**Stated task**
Reproduce everything in the forum thread below about extracting text from an HTML table cell, from "<th>Some text here</th><td>text" down to "extract from that.".

1

I'm trying to extract some information from a website.

There is a section looking like that:

<th>Some text here</th><td>text to extract</td>

I would like to find (with regexp or other solution) the part starting with some text here and extract the text to extract from that.

I was trying to use following regexp solution:

$reg = '/<th>Some text here<\/th><td>(.*)<\/td>/'; 
preg_match_all($reg, $content, $result, PREG_PATTERN_ORDER);

print_r($result);

but it gives me just empty array:

Array ( [0] => Array ( ) [1] => Array ( ) )

How should I construct my regular expression to extract wanted value? Or what other solution can I use to extract it?

Gacek
  • 10,184
  • 9
  • 54
  • 87
  • 1
    This works fine ... unable to reproduce your prob ... – Bobot Aug 05 '16 at 15:36
  • 1
    Can confirm @Bob0t it works fine. At least regex is correct for sure – Kovpaev Alexey Aug 05 '16 at 15:41
  • 1
    @mmm: this explanation has nothing to do with modern regex engines *(in particular the one used by PHP)*, it's about "regular expressions" in a computer science meaning. In short, the current question isn't a duplicate of this question since it speaks about something different *(the explanation becomes wrong if you try to apply it to the regex engines used in PHP, Perl, Ruby, .net ...)* – Casimir et Hippolyte Aug 05 '16 at 15:44
  • @CasimiretHippolyte still you shouldn't use regex for parsing html. php has it's own DOM parser for this.# – baao Aug 05 '16 at 15:48
  • Well, as I said in my question, I'm not sticking to the regexp solution. I just need to extract the value, no matter if I use regexp, dom crawler etc. – Gacek Aug 05 '16 at 15:56
  • It works fine for me too. Please see the sandbox: http://sandbox.onlinephpfunctions.com/code/d77a13f7cb5f3c605512c295e1ef16605020bc20 – Alan Aug 05 '16 at 17:17

2 Answers2

3

Using XPath:

$dom = new DOMDocument;
libxml_use_internal_errors(true);
$dom->loadHTML($html);
libxml_clear_errors();

$xp = new DOMXPath($dom);

$content = $xp->evaluate('string(//th[.="Some text here"]/following-sibling::*[1][name()="td"])');

echo $content;

XPath query details:

string(  # return a string instead of a node list
    //   # anywhere in the DOM tree
    th   # a th node
    [.="Some text here"] # predicate: its content is "Some text here"

**Dataset section**

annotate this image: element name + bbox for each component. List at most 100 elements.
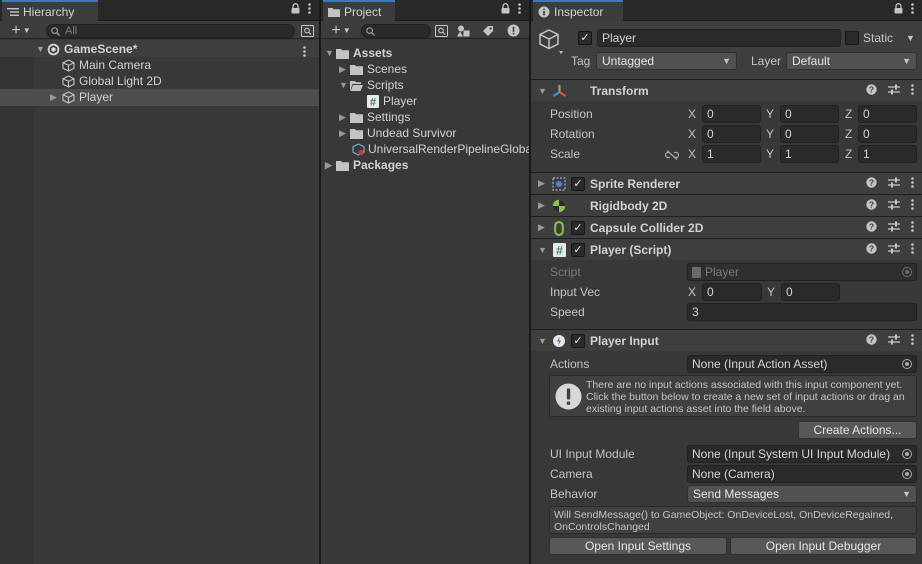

**Response**
<th>Some text here</th><td>text to extract</td>

I would like to find (with regexp or other solution) the part starting with some text here and extract the text to extract from that.